▶ What you are asked to do
Copy all of the material below exactly.

─── Data supplied

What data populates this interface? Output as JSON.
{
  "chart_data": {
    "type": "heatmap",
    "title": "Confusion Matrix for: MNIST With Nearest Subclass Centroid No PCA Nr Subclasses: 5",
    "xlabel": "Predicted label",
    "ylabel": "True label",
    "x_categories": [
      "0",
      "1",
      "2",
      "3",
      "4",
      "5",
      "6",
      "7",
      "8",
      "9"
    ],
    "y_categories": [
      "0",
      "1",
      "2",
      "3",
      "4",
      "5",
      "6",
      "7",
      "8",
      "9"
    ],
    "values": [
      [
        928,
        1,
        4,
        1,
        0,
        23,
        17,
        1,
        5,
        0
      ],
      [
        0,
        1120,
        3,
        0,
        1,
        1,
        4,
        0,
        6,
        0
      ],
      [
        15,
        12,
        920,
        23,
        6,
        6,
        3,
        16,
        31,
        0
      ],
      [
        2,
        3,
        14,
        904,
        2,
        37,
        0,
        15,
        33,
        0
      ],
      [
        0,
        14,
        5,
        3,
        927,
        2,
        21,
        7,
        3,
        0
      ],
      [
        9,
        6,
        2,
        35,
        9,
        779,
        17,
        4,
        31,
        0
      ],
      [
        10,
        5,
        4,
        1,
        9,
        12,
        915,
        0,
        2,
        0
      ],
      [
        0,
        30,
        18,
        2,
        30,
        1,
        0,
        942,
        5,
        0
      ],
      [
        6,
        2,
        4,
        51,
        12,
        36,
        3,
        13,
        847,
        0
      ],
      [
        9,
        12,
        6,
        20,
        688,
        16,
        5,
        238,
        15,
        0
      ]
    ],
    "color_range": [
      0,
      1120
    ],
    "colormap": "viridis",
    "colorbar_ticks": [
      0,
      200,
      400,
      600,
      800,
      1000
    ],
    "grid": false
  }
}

──────

▶ Answer
What data populates this interface? Output as JSON.
{
  "chart_data": {
    "type": "heatmap",
    "title": "Confusion Matrix for: MNIST With Nearest Subclass Centroid No PCA Nr Subclasses: 5",
    "xlabel": "Predicted label",
    "ylabel": "True label",
    "x_categories": [
      "0",
      "1",
      "2",
      "3",
      "4",
      "5",
      "6",
      "7",
      "8",
      "9"
    ],
    "y_categories": [
      "0",
      "1",
      "2",
      "3",
      "4",
      "5",
      "6",
      "7",
      "8",
      "9"
    ],
    "values": [
      [
        928,
        1,
        4,
        1,
        0,
        23,
        17,
        1,
        5,
        0
      ],
      [
        0,
        1120,
        3,
        0,
        1,
        1,
        4,
        0,
        6,
        0
      ],
      [
        15,
        12,
        920,
        23,
        6,
        6,
        3,
        16,
        31,
        0
      ],
      [
        2,
        3,
        14,
        904,
        2,
        37,
        0,
        15,
        33,
        0
      ],
      [
        0,
        14,
        5,
        3,
        927,
        2,
        21,
        7,
        3,
        0
      ],
      [
        9,
        6,
        2,
        35,
        9,
        779,
        17,
        4,
        31,
        0
      ],
      [
        10,
        5,
        4,
        1,
        9,
        12,
        915,
        0,
        2,
        0
      ],
      [
        0,
        30,
        18,
        2,
        30,
        1,
        0,
        942,
        5,
        0
      ],
      [
        6,
        2,
        4,
        51,
        12,
        36,
        3,
        13,
        847,
        0
      ],
      [
        9,
        12,
        6,
        20,
        688,
        16,
        5,
        238,
        15,
        0
      ]
    ],
    "color_range": [
      0,
      1120
    ],
    "colormap": "viridis",
    "colorbar_ticks": [
      0,
      200,
      400,
      600,
      800,
      1000
    ],
    "grid": false
  }
}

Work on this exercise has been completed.